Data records
## Start

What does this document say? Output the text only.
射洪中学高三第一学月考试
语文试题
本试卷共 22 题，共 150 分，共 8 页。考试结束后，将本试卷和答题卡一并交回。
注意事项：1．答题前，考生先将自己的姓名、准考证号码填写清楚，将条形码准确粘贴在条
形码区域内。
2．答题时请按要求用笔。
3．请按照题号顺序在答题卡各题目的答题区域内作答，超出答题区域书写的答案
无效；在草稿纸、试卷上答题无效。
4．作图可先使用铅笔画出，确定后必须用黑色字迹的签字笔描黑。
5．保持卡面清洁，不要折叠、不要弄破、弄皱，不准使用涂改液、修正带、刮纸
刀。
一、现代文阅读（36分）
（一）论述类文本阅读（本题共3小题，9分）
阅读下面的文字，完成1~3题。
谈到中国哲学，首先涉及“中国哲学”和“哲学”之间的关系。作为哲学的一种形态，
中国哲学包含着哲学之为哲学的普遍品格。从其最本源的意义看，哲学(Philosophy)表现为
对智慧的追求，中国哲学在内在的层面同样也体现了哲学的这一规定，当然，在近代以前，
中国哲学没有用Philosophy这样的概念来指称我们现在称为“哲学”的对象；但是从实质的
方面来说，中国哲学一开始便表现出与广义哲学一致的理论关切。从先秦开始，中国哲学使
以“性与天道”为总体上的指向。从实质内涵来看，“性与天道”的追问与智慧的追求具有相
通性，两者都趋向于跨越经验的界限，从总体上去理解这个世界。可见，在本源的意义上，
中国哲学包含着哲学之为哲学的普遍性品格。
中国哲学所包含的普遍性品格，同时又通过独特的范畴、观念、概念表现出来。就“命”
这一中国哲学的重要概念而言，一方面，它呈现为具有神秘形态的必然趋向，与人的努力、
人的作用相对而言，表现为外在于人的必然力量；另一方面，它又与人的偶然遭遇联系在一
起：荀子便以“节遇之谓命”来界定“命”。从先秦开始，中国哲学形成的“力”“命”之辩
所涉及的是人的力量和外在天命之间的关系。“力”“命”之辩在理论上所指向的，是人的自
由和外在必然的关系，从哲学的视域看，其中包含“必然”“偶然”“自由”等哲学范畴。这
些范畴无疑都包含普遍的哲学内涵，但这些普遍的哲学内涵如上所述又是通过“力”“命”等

## End

**What this task involves:**
Return every line of the material exactly.

**Full response:**
What does this document say? Output the text only.
射洪中学高三第一学月考试
语文试题
本试卷共 22 题，共 150 分，共 8 页。考试结束后，将本试卷和答题卡一并交回。
注意事项：1．答题前，考生先将自己的姓名、准考证号码填写清楚，将条形码准确粘贴在条
形码区域内。
2．答题时请按要求用笔。
3．请按照题号顺序在答题卡各题目的答题区域内作答，超出答题区域书写的答案
无效；在草稿纸、试卷上答题无效。
4．作图可先使用铅笔画出，确定后必须用黑色字迹的签字笔描黑。
5．保持卡面清洁，不要折叠、不要弄破、弄皱，不准使用涂改液、修正带、刮纸
刀。
一、现代文阅读（36分）
（一）论述类文本阅读（本题共3小题，9分）
阅读下面的文字，完成1~3题。
谈到中国哲学，首先涉及“中国哲学”和“哲学”之间的关系。作为哲学的一种形态，
中国哲学包含着哲学之为哲学的普遍品格。从其最本源的意义看，哲学(Philosophy)表现为
对智慧的追求，中国哲学在内在的层面同样也体现了哲学的这一规定，当然，在近代以前，
中国哲学没有用Philosophy这样的概念来指称我们现在称为“哲学”的对象；但是从实质的
方面来说，中国哲学一开始便表现出与广义哲学一致的理论关切。从先秦开始，中国哲学使
以“性与天道”为总体上的指向。从实质内涵来看，“性与天道”的追问与智慧的追求具有相
通性，两者都趋向于跨越经验的界限，从总体上去理解这个世界。可见，在本源的意义上，
中国哲学包含着哲学之为哲学的普遍性品格。
中国哲学所包含的普遍性品格，同时又通过独特的范畴、观念、概念表现出来。就“命”
这一中国哲学的重要概念而言，一方面，它呈现为具有神秘形态的必然趋向，与人的努力、
人的作用相对而言，表现为外在于人的必然力量；另一方面，它又与人的偶然遭遇联系在一
起：荀子便以“节遇之谓命”来界定“命”。从先秦开始，中国哲学形成的“力”“命”之辩
所涉及的是人的力量和外在天命之间的关系。“力”“命”之辩在理论上所指向的，是人的自
由和外在必然的关系，从哲学的视域看，其中包含“必然”“偶然”“自由”等哲学范畴。这
些范畴无疑都包含普遍的哲学内涵，但这些普遍的哲学内涵如上所述又是通过“力”“命”等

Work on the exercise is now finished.